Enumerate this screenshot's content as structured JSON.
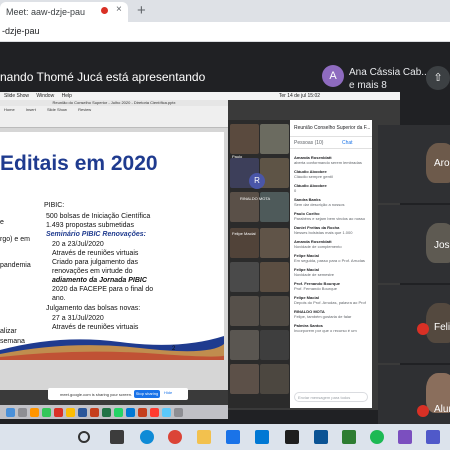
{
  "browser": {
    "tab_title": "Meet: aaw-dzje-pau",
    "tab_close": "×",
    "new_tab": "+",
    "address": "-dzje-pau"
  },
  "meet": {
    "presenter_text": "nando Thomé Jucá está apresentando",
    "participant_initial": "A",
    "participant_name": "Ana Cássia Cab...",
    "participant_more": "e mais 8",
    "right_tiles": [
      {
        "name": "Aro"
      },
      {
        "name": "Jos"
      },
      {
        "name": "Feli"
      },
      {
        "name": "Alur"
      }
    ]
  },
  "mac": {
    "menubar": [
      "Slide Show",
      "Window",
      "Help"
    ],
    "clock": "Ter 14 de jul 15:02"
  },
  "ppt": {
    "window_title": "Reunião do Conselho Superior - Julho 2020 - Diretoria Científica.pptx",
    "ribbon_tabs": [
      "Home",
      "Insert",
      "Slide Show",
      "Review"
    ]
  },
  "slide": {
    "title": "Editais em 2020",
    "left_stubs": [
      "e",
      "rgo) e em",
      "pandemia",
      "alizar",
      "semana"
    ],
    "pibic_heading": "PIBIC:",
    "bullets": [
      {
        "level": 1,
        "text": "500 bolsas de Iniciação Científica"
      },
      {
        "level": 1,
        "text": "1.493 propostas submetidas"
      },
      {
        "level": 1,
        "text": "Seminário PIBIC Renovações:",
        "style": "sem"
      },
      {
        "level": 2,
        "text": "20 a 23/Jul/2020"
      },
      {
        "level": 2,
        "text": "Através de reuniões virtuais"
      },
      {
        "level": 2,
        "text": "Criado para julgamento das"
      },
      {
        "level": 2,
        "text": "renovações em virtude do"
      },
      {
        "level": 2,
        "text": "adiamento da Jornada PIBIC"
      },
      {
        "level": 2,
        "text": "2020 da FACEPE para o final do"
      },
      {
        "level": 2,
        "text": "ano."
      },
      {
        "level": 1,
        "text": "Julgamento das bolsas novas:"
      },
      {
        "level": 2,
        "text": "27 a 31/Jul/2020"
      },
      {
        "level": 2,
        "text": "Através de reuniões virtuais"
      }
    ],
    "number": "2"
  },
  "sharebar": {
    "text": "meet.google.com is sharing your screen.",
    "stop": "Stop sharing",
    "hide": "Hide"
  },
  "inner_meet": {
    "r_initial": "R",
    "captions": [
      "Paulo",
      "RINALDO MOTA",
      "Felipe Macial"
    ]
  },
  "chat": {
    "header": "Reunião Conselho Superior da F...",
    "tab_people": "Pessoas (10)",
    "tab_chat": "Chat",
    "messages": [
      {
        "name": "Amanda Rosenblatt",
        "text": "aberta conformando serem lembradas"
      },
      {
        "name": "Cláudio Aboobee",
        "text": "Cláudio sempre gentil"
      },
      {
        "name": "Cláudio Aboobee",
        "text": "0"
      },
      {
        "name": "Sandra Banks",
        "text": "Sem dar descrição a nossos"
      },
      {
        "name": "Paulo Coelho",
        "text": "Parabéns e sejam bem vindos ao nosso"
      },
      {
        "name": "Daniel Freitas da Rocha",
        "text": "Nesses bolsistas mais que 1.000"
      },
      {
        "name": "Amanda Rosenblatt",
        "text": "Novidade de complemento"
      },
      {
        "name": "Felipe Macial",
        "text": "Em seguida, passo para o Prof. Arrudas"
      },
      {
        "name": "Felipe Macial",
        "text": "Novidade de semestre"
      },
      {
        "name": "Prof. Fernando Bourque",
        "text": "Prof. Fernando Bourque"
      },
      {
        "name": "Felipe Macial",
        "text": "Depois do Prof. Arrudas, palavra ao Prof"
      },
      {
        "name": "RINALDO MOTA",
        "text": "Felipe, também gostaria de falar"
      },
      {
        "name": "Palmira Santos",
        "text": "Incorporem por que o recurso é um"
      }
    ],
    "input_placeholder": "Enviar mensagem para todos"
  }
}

..........

▸ REQUIREMENT: Pictures in the records above should not be copied. Repeat everything else exactly.

▸ RESPONSE BELOW:
Enumerate this screenshot's content as structured JSON.
{
  "browser": {
    "tab_title": "Meet: aaw-dzje-pau",
    "tab_close": "×",
    "new_tab": "+",
    "address": "-dzje-pau"
  },
  "meet": {
    "presenter_text": "nando Thomé Jucá está apresentando",
    "participant_initial": "A",
    "participant_name": "Ana Cássia Cab...",
    "participant_more": "e mais 8",
    "right_tiles": [
      {
        "name": "Aro"
      },
      {
        "name": "Jos"
      },
      {
        "name": "Feli"
      },
      {
        "name": "Alur"
      }
    ]
  },
  "mac": {
    "menubar": [
      "Slide Show",
      "Window",
      "Help"
    ],
    "clock": "Ter 14 de jul 15:02"
  },
  "ppt": {
    "window_title": "Reunião do Conselho Superior - Julho 2020 - Diretoria Científica.pptx",
    "ribbon_tabs": [
      "Home",
      "Insert",
      "Slide Show",
      "Review"
    ]
  },
  "slide": {
    "title": "Editais em 2020",
    "left_stubs": [
      "e",
      "rgo) e em",
      "pandemia",
      "alizar",
      "semana"
    ],
    "pibic_heading": "PIBIC:",
    "bullets": [
      {
        "level": 1,
        "text": "500 bolsas de Iniciação Científica"
      },
      {
        "level": 1,
        "text": "1.493 propostas submetidas"
      },
      {
        "level": 1,
        "text": "Seminário PIBIC Renovações:",
        "style": "sem"
      },
      {
        "level": 2,
        "text": "20 a 23/Jul/2020"
      },
      {
        "level": 2,
        "text": "Através de reuniões virtuais"
      },
      {
        "level": 2,
        "text": "Criado para julgamento das"
      },
      {
        "level": 2,
        "text": "renovações em virtude do"
      },
      {
        "level": 2,
        "text": "adiamento da Jornada PIBIC"
      },
      {
        "level": 2,
        "text": "2020 da FACEPE para o final do"
      },
      {
        "level": 2,
        "text": "ano."
      },
      {
        "level": 1,
        "text": "Julgamento das bolsas novas:"
      },
      {
        "level": 2,
        "text": "27 a 31/Jul/2020"
      },
      {
        "level": 2,
        "text": "Através de reuniões virtuais"
      }
    ],
    "number": "2"
  },
  "sharebar": {
    "text": "meet.google.com is sharing your screen.",
    "stop": "Stop sharing",
    "hide": "Hide"
  },
  "inner_meet": {
    "r_initial": "R",
    "captions": [
      "Paulo",
      "RINALDO MOTA",
      "Felipe Macial"
    ]
  },
  "chat": {
    "header": "Reunião Conselho Superior da F...",
    "tab_people": "Pessoas (10)",
    "tab_chat": "Chat",
    "messages": [
      {
        "name": "Amanda Rosenblatt",
        "text": "aberta conformando serem lembradas"
      },
      {
        "name": "Cláudio Aboobee",
        "text": "Cláudio sempre gentil"
      },
      {
        "name": "Cláudio Aboobee",
        "text": "0"
      },
      {
        "name": "Sandra Banks",
        "text": "Sem dar descrição a nossos"
      },
      {
        "name": "Paulo Coelho",
        "text": "Parabéns e sejam bem vindos ao nosso"
      },
      {
        "name": "Daniel Freitas da Rocha",
        "text": "Nesses bolsistas mais que 1.000"
      },
      {
        "name": "Amanda Rosenblatt",
        "text": "Novidade de complemento"
      },
      {
        "name": "Felipe Macial",
        "text": "Em seguida, passo para o Prof. Arrudas"
      },
      {
        "name": "Felipe Macial",
        "text": "Novidade de semestre"
      },
      {
        "name": "Prof. Fernando Bourque",
        "text": "Prof. Fernando Bourque"
      },
      {
        "name": "Felipe Macial",
        "text": "Depois do Prof. Arrudas, palavra ao Prof"
      },
      {
        "name": "RINALDO MOTA",
        "text": "Felipe, também gostaria de falar"
      },
      {
        "name": "Palmira Santos",
        "text": "Incorporem por que o recurso é um"
      }
    ],
    "input_placeholder": "Enviar mensagem para todos"
  }
}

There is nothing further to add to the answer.